__Exercise prompt__
Scan the data below and pick out the lines containing the word "Intermediate".

[Stored data entries]
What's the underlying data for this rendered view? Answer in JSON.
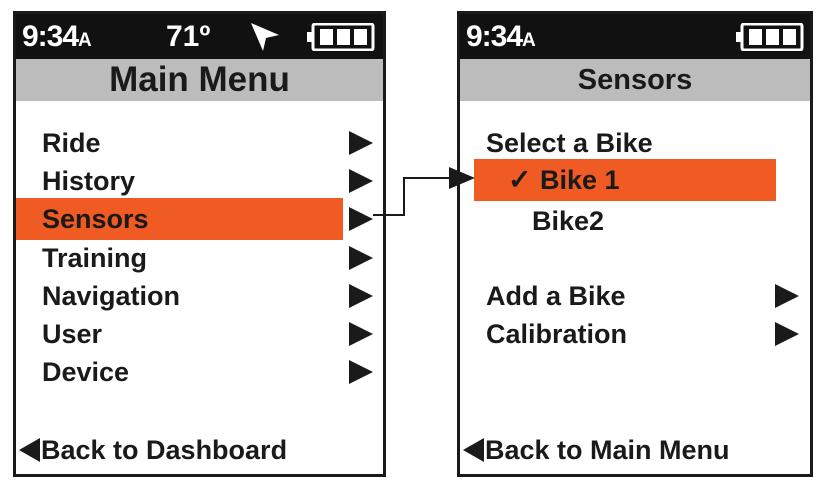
{
  "colors": {
    "highlight": "#f05a23",
    "status_bar": "#111111",
    "title_bar": "#bcbcbc",
    "text": "#1a1a1a"
  },
  "main_menu": {
    "status": {
      "time": "9:34",
      "ampm": "A",
      "temperature": "71º",
      "gps_icon": "navigation-arrow",
      "battery_icon": "battery-full"
    },
    "title": "Main Menu",
    "items": [
      {
        "label": "Ride",
        "selected": false
      },
      {
        "label": "History",
        "selected": false
      },
      {
        "label": "Sensors",
        "selected": true
      },
      {
        "label": "Training",
        "selected": false
      },
      {
        "label": "Navigation",
        "selected": false
      },
      {
        "label": "User",
        "selected": false
      },
      {
        "label": "Device",
        "selected": false
      }
    ],
    "back_label": "Back to Dashboard"
  },
  "sensors_menu": {
    "status": {
      "time": "9:34",
      "ampm": "A",
      "battery_icon": "battery-full"
    },
    "title": "Sensors",
    "select_heading": "Select a Bike",
    "bikes": [
      {
        "label": "Bike 1",
        "checked": true,
        "check_mark": "✓"
      },
      {
        "label": "Bike2",
        "checked": false
      }
    ],
    "actions": [
      {
        "label": "Add a Bike"
      },
      {
        "label": "Calibration"
      }
    ],
    "back_label": "Back to Main Menu"
  }
}
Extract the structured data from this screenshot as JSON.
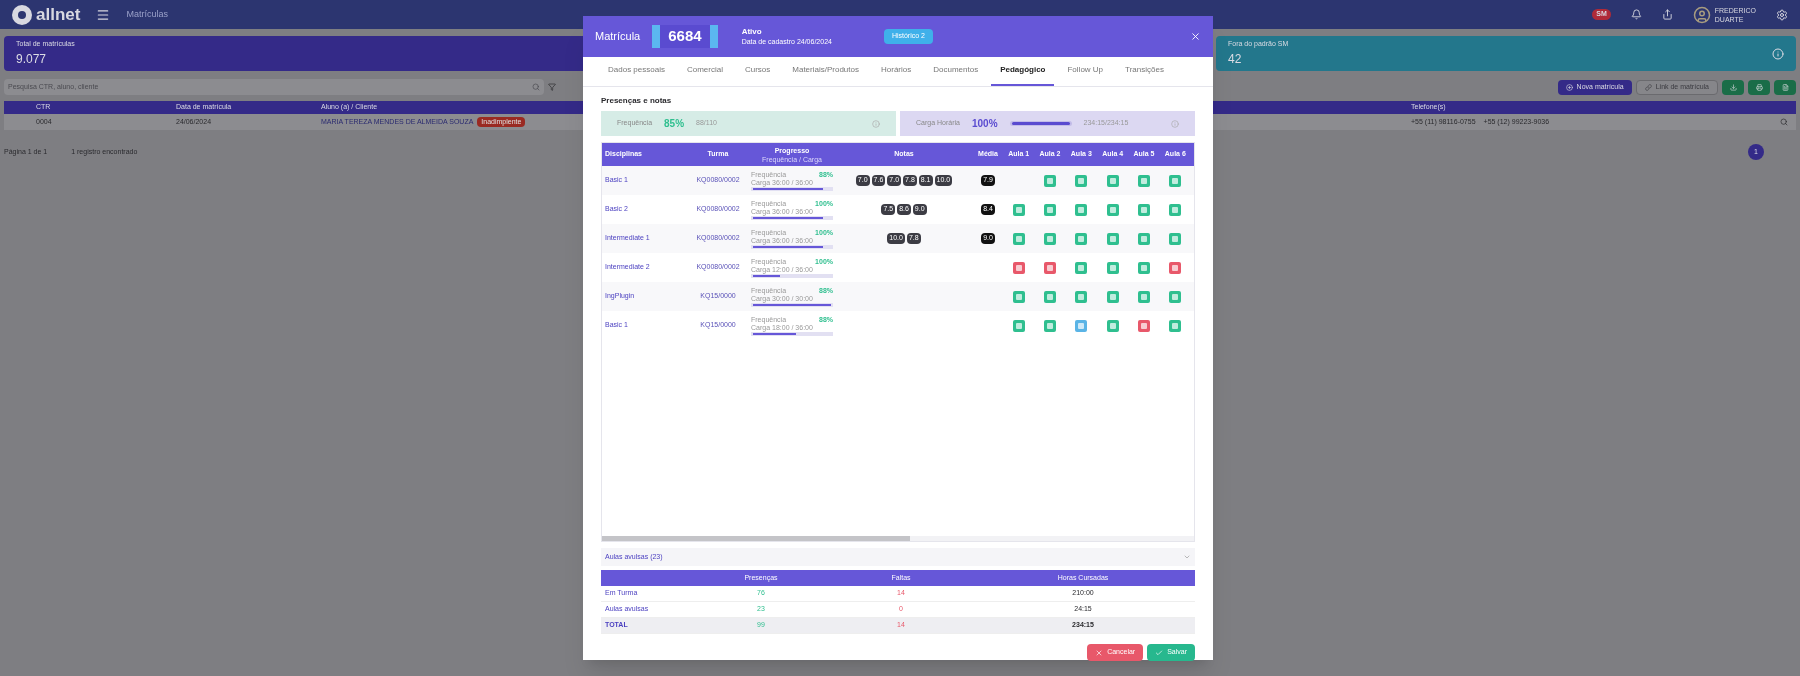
{
  "app": {
    "logo": "allnet",
    "page_title": "Matrículas",
    "user": {
      "name": "FREDERICO",
      "surname": "DUARTE"
    },
    "flag_badge": "SM"
  },
  "stats": [
    {
      "label": "Total de matrículas",
      "value": "9.077",
      "color": "#342a88"
    },
    {
      "label": "Fora do padrão SM",
      "value": "42",
      "color": "#23778c"
    }
  ],
  "search": {
    "placeholder": "Pesquisa CTR, aluno, cliente"
  },
  "actions": [
    {
      "label": "Nova matrícula",
      "kind": "primary"
    },
    {
      "label": "Link de matrícula",
      "kind": "outline"
    },
    {
      "kind": "icon"
    },
    {
      "kind": "icon"
    },
    {
      "kind": "icon"
    }
  ],
  "list": {
    "columns": [
      "CTR",
      "Data de matrícula",
      "Aluno (a) / Cliente",
      "Telefone(s)"
    ],
    "rows": [
      {
        "ctr": "0004",
        "date": "24/06/2024",
        "name": "MARIA TEREZA MENDES DE ALMEIDA SOUZA",
        "badge": "Inadimplente",
        "phones": [
          "+55 (11) 98116-0755",
          "+55 (12) 99223-9036"
        ]
      }
    ]
  },
  "pagination": {
    "page": "Página 1 de 1",
    "count": "1 registro encontrado",
    "current": "1"
  },
  "modal": {
    "title": "Matrícula",
    "number": "6684",
    "status": "Ativo",
    "status_detail": "Data de cadastro 24/06/2024",
    "badge": "Histórico 2",
    "tabs": [
      {
        "label": "Dados pessoais",
        "selected": false
      },
      {
        "label": "Comercial",
        "selected": false
      },
      {
        "label": "Cursos",
        "selected": false
      },
      {
        "label": "Materiais/Produtos",
        "selected": false
      },
      {
        "label": "Horários",
        "selected": false
      },
      {
        "label": "Documentos",
        "selected": false
      },
      {
        "label": "Pedagógico",
        "selected": true
      },
      {
        "label": "Follow Up",
        "selected": false
      },
      {
        "label": "Transições",
        "selected": false
      }
    ],
    "section_title": "Presenças e notas",
    "summary_cards": [
      {
        "label": "Frequência",
        "value": "85%",
        "detail": "88/110",
        "kind": "frequency"
      },
      {
        "label": "Carga Horária",
        "value": "100%",
        "detail": "234:15/234:15",
        "kind": "workload",
        "level": 1
      }
    ],
    "grades": {
      "columns": [
        "Disciplinas",
        "Turma",
        "Progresso",
        "Notas",
        "Média",
        "Aula 1",
        "Aula 2",
        "Aula 3",
        "Aula 4",
        "Aula 5",
        "Aula 6"
      ],
      "progress_subtitle": "Frequência / Carga",
      "rows": [
        {
          "discipline": "Basic 1",
          "class": "KQ0080/0002",
          "freq_label": "Frequência",
          "freq": "88%",
          "load": "Carga 36:00 / 36:00",
          "level": 0.9,
          "grades": [
            "7.0",
            "7.6",
            "7.0",
            "7.8",
            "8.1",
            "10.0"
          ],
          "average": "7.9",
          "lessons": [
            {
              "kind": "none"
            },
            {
              "kind": "present"
            },
            {
              "kind": "present"
            },
            {
              "kind": "present"
            },
            {
              "kind": "present"
            },
            {
              "kind": "present"
            }
          ]
        },
        {
          "discipline": "Basic 2",
          "class": "KQ0080/0002",
          "freq_label": "Frequência",
          "freq": "100%",
          "load": "Carga 36:00 / 36:00",
          "level": 0.9,
          "grades": [
            "7.5",
            "8.6",
            "9.0"
          ],
          "average": "8.4",
          "lessons": [
            {
              "kind": "present"
            },
            {
              "kind": "present"
            },
            {
              "kind": "present"
            },
            {
              "kind": "present"
            },
            {
              "kind": "present"
            },
            {
              "kind": "present"
            }
          ]
        },
        {
          "discipline": "Intermediate 1",
          "class": "KQ0080/0002",
          "freq_label": "Frequência",
          "freq": "100%",
          "load": "Carga 36:00 / 36:00",
          "level": 0.9,
          "grades": [
            "10.0",
            "7.8"
          ],
          "average": "9.0",
          "lessons": [
            {
              "kind": "present"
            },
            {
              "kind": "present"
            },
            {
              "kind": "present"
            },
            {
              "kind": "present"
            },
            {
              "kind": "present"
            },
            {
              "kind": "present"
            }
          ]
        },
        {
          "discipline": "Intermediate 2",
          "class": "KQ0080/0002",
          "freq_label": "Frequência",
          "freq": "100%",
          "load": "Carga 12:00 / 36:00",
          "level": 0.35,
          "grades": [],
          "lessons": [
            {
              "kind": "absent"
            },
            {
              "kind": "absent"
            },
            {
              "kind": "present"
            },
            {
              "kind": "present"
            },
            {
              "kind": "present"
            },
            {
              "kind": "absent"
            }
          ]
        },
        {
          "discipline": "IngPlugin",
          "class": "KQ15/0000",
          "freq_label": "Frequência",
          "freq": "88%",
          "load": "Carga 30:00 / 30:00",
          "level": 1,
          "grades": [],
          "lessons": [
            {
              "kind": "present"
            },
            {
              "kind": "present"
            },
            {
              "kind": "present"
            },
            {
              "kind": "present"
            },
            {
              "kind": "present"
            },
            {
              "kind": "present"
            }
          ]
        },
        {
          "discipline": "Basic 1",
          "class": "KQ15/0000",
          "freq_label": "Frequência",
          "freq": "88%",
          "load": "Carga 18:00 / 36:00",
          "level": 0.55,
          "grades": [],
          "lessons": [
            {
              "kind": "present"
            },
            {
              "kind": "present"
            },
            {
              "kind": "replacement"
            },
            {
              "kind": "present"
            },
            {
              "kind": "absent"
            },
            {
              "kind": "present"
            }
          ]
        }
      ]
    },
    "accordion": {
      "label": "Aulas avulsas (23)",
      "expanded": false
    },
    "totals": {
      "columns": [
        "Presenças",
        "Faltas",
        "Horas Cursadas"
      ],
      "rows": [
        {
          "label": "Em Turma",
          "presences": "76",
          "absences": "14",
          "hours": "210:00",
          "kind": "normal"
        },
        {
          "label": "Aulas avulsas",
          "presences": "23",
          "absences": "0",
          "hours": "24:15",
          "kind": "normal"
        },
        {
          "label": "TOTAL",
          "presences": "99",
          "absences": "14",
          "hours": "234:15",
          "kind": "total"
        }
      ]
    },
    "buttons": [
      {
        "label": "Cancelar",
        "kind": "cancel"
      },
      {
        "label": "Salvar",
        "kind": "save"
      }
    ]
  }
}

__Exercise output__
          "discipline": "Intermediate 1",
          "discipline": "Intermediate 2",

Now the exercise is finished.